**** Quoted text ****

In spite of the first impression that this question gives, I think it is indeed really intelligent because it reveals that you are subconscious of something that should interest any Python's developper but that I find very neglected in general and in explanations in particular, if not misunderstood.
I mean that IMO the base of Python is terrificly quaint and intelligent: it's the data model on which it has been conceived.
In this Python's data model, there are no variables in the sense of "chunks of memory whose contents can change", contrary to other languages, and in the sense that we don't manage this precise kind of variables in Python.
More precisely, all is object in Python, and every object is named and designed with an identifier, but neither the object nor the identifier are 'variables' in the said sense.
That doesn't mean that there are no little boxes, so called variables in other languages, temporarily hosting values that go in and out of them, in the depthes of the implementation.
.
Say an object is designed with the identifier XYA2.

**** Data lines ****

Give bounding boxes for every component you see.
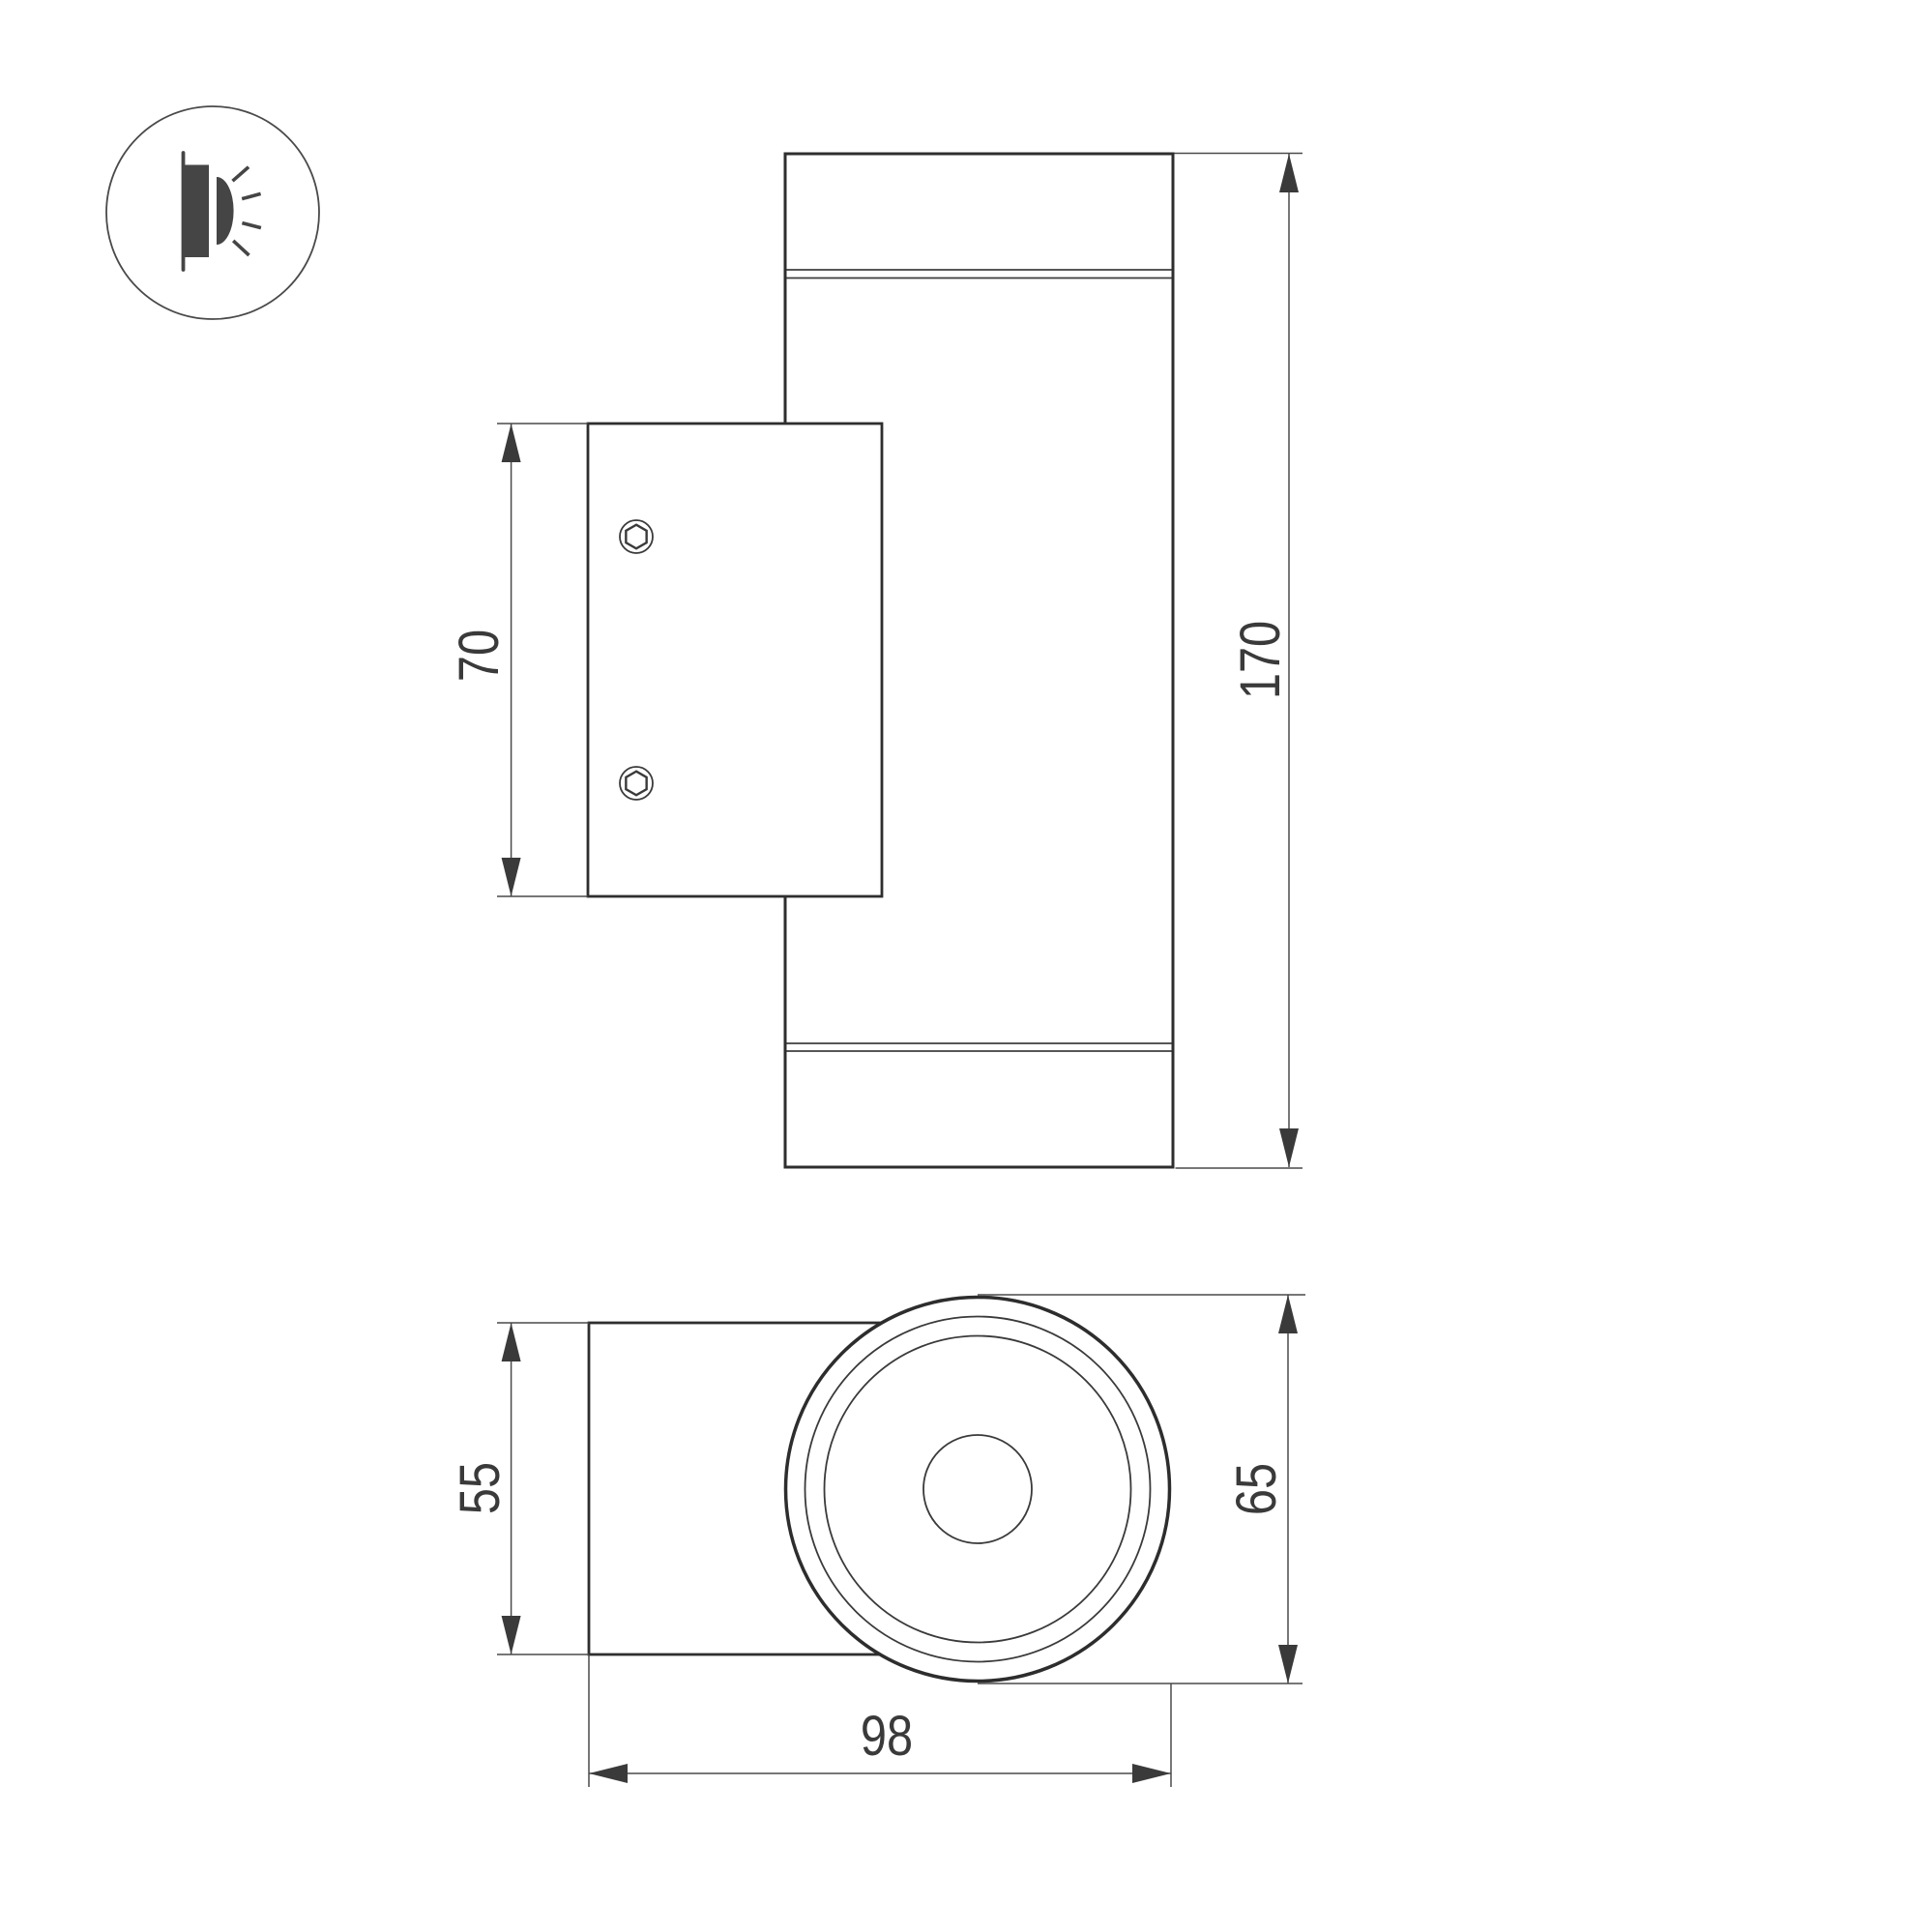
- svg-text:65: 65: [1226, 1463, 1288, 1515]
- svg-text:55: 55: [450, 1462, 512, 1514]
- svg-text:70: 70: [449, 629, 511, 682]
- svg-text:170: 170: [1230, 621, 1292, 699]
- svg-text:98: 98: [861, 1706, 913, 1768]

****
**** Data lines ****

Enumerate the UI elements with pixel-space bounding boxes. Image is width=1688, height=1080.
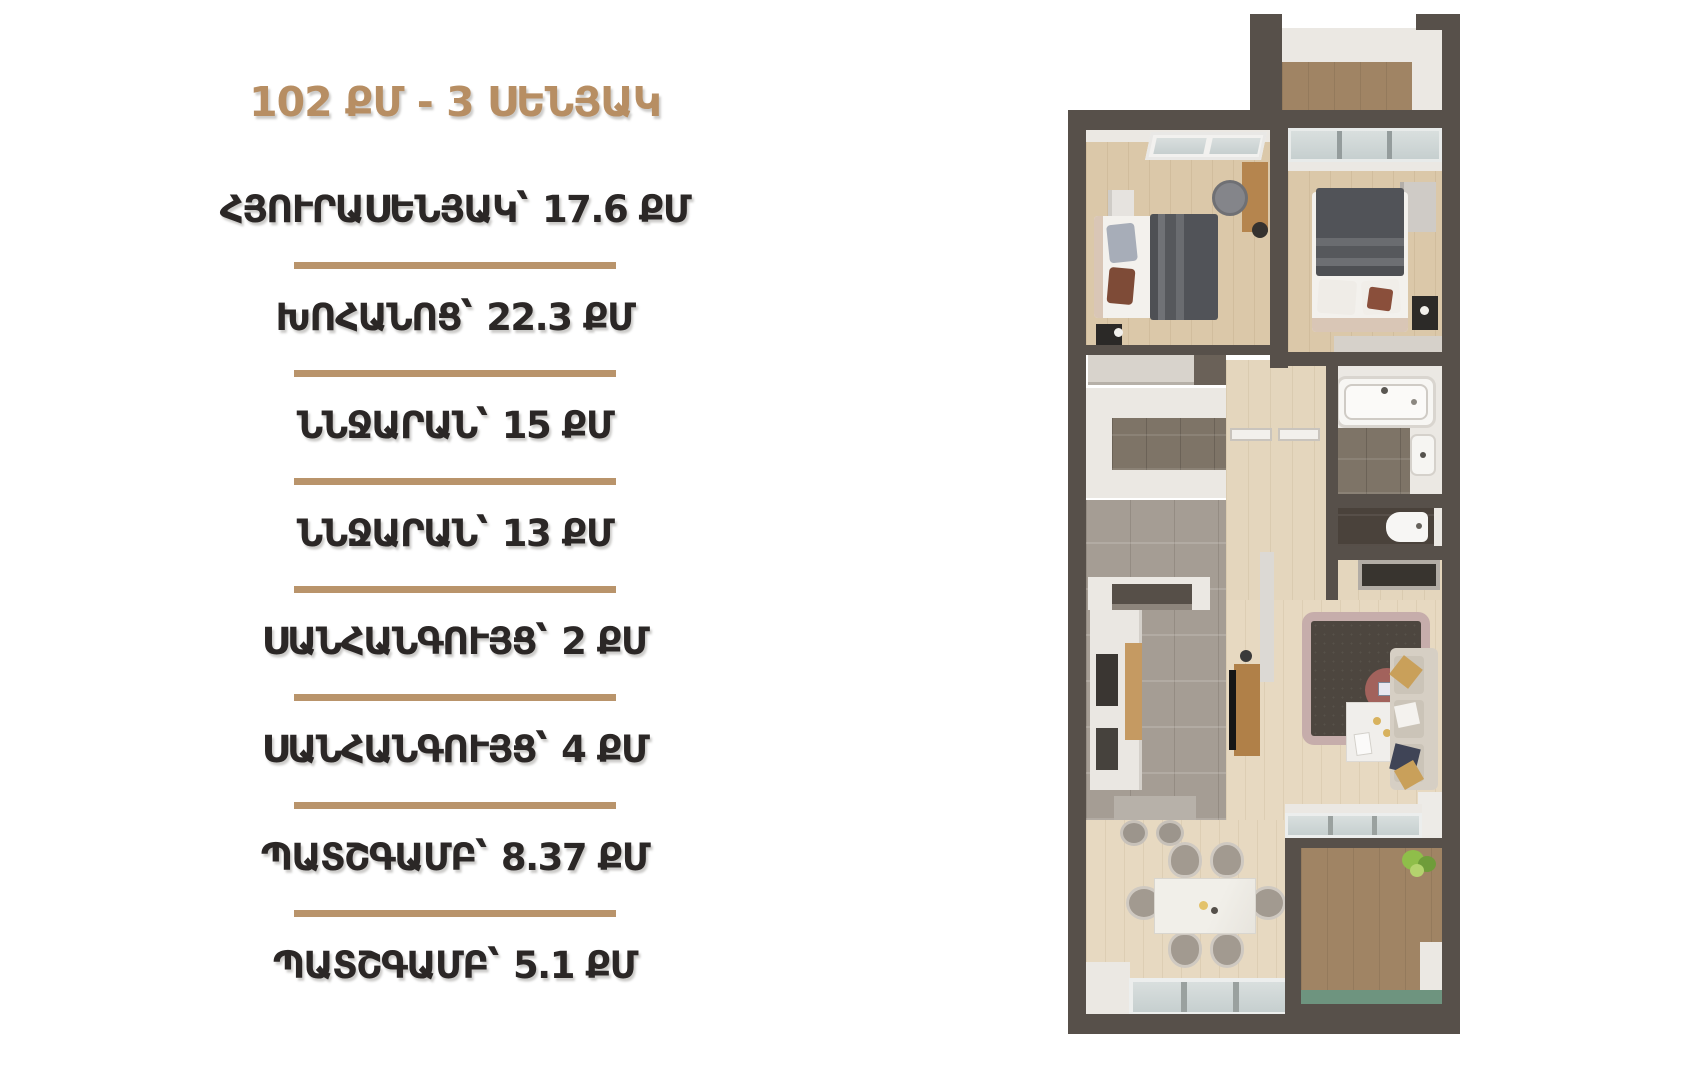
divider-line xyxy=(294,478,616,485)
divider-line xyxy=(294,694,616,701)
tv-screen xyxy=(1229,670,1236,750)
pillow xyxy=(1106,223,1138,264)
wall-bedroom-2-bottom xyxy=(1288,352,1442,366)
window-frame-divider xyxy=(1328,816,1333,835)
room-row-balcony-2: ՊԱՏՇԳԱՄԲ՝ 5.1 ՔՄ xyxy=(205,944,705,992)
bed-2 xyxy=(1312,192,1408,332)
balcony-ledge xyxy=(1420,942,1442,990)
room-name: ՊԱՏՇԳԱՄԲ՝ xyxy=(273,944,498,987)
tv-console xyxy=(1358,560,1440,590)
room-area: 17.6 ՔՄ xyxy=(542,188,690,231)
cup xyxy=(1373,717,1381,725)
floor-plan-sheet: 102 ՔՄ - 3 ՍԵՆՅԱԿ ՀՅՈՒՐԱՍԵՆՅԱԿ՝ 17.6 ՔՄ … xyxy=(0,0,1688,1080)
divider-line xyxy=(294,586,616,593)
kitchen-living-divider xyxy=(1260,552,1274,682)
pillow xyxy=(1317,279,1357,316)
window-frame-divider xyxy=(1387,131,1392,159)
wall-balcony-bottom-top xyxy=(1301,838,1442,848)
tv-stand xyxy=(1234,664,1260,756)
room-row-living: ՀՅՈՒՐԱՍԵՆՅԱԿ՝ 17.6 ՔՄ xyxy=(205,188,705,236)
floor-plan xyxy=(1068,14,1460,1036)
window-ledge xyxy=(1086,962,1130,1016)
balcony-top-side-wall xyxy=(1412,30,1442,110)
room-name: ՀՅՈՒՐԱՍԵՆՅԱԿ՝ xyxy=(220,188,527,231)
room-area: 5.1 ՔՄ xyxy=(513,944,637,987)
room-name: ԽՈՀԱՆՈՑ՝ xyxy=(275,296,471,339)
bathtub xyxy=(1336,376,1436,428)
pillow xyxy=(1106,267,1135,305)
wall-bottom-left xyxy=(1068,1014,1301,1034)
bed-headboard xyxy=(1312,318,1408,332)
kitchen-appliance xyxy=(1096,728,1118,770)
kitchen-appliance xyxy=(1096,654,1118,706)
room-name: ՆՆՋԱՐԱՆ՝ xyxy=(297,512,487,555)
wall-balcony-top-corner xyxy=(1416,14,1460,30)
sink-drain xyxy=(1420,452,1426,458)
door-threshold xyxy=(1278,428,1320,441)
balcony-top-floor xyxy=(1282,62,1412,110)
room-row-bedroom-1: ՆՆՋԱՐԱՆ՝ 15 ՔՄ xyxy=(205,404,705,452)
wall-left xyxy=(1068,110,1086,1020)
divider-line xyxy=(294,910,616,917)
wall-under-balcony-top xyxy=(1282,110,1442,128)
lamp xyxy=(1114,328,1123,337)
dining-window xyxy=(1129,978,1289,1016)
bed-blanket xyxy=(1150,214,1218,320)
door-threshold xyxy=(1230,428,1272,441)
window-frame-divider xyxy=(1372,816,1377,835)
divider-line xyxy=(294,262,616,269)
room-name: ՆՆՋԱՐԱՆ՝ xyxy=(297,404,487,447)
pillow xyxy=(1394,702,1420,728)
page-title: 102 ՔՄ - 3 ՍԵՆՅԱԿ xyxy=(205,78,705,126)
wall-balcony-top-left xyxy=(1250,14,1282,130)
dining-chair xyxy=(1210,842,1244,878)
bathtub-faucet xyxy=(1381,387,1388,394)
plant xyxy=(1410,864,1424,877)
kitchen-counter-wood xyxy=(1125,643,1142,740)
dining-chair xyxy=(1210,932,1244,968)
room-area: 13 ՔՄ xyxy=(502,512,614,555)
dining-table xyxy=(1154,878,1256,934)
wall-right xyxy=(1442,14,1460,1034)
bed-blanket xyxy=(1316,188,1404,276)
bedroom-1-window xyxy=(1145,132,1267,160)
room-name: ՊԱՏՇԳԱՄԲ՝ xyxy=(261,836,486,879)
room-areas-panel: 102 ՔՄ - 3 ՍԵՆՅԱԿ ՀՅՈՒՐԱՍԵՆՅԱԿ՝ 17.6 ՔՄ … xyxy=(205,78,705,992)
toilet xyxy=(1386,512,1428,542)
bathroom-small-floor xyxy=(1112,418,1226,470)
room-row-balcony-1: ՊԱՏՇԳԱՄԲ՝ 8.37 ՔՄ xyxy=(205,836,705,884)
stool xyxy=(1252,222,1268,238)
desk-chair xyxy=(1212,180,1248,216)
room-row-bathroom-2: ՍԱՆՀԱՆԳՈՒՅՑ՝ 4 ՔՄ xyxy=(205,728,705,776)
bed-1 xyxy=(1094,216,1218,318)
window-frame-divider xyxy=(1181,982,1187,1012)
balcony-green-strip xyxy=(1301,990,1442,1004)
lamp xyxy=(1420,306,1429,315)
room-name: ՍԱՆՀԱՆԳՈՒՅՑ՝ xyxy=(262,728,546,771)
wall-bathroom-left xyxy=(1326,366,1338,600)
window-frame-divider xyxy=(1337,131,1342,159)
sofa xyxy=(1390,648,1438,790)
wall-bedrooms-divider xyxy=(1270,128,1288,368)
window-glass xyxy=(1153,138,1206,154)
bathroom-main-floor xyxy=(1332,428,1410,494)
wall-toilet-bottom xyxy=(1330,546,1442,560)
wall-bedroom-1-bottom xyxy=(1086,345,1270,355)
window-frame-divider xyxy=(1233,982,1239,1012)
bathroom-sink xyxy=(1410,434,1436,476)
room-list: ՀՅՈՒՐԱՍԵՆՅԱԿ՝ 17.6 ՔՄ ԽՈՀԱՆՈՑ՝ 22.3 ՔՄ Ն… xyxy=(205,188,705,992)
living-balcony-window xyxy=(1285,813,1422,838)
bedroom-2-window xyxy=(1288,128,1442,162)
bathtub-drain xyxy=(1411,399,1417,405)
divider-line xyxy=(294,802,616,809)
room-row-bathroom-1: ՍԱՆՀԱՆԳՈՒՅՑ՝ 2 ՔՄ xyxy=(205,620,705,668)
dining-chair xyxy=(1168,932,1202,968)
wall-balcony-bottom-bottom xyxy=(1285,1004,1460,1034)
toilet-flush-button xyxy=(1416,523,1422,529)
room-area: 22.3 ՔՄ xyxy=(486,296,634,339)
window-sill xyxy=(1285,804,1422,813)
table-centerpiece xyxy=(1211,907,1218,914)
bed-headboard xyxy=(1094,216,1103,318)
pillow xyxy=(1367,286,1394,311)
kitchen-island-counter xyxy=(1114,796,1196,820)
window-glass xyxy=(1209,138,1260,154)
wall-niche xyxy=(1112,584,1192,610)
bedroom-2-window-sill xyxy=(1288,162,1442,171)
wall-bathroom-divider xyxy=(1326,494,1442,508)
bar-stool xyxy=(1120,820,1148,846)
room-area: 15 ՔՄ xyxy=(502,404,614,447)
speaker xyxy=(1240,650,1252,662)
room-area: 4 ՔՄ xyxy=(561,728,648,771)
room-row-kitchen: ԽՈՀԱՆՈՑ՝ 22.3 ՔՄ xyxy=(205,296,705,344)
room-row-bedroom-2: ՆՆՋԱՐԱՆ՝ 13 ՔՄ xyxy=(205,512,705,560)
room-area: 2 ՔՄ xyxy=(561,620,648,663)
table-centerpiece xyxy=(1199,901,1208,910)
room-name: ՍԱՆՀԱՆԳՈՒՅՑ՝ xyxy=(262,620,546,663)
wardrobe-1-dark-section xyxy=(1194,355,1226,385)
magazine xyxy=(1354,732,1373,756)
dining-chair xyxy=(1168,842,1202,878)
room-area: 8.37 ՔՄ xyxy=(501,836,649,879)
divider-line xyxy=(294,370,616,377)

****

Exercises to complete>
(a) In the text on Python's data model, what is said to be the base of Python?
(b) Extend the text on Python's data model, picking up right after its last sentence.

The responses>
(a) The data model on which Python has been conceived.

(b)
Personally I use this appearance of letters to designate any identifier. An identifier is nothing else than a word written in a code. It is what appears in a code.
Note that this appearance of letters is the one used by this stackoverflow.com site to represent a code sample inside text, by clicking on the button {}. That's easy to remind.
Now, the object whose name is XYA2 is a real thing, a concrete set of bits lying in the memory of the computer to represent the desired conceptual value that it stands for.
This set is defined in C language in which Python is implemented.
Personnaly, I bold the letters when I want to designate an object.
Then the object of name XYA2 is, for me, refered to by XYA2
The identifier is XYA2
It is linked to an underlying and inaccessible pointer that points to the object.
This link is done by means of the symbol table. You will see very few references or allusions to symbol table in general, here on stackoverflow or elsewhere. However it's very important, I think.
The pointer linked to the identifier XYA2 points to the object XYA2
So, XYA2 is directly linked to the pointer and indirectly linked to the object.
Instead of saying "indirectly linked", we say "assigned". An object and its identifier are reciprocally assigned one to the other, but the medium of this link is the underlying pointer.
.
And now, something important.
Strictly speaking, a variable is a "chunk of memory whose content can change".
I personally do efforts to never use the word 'variable' in an other sense that this one.
The problem is that, because of the use of the word 'variable' in mathematics, this word is very often used indiscriminately and thrown in all the wind's directions by many developpers (not all) even when it isn't justified.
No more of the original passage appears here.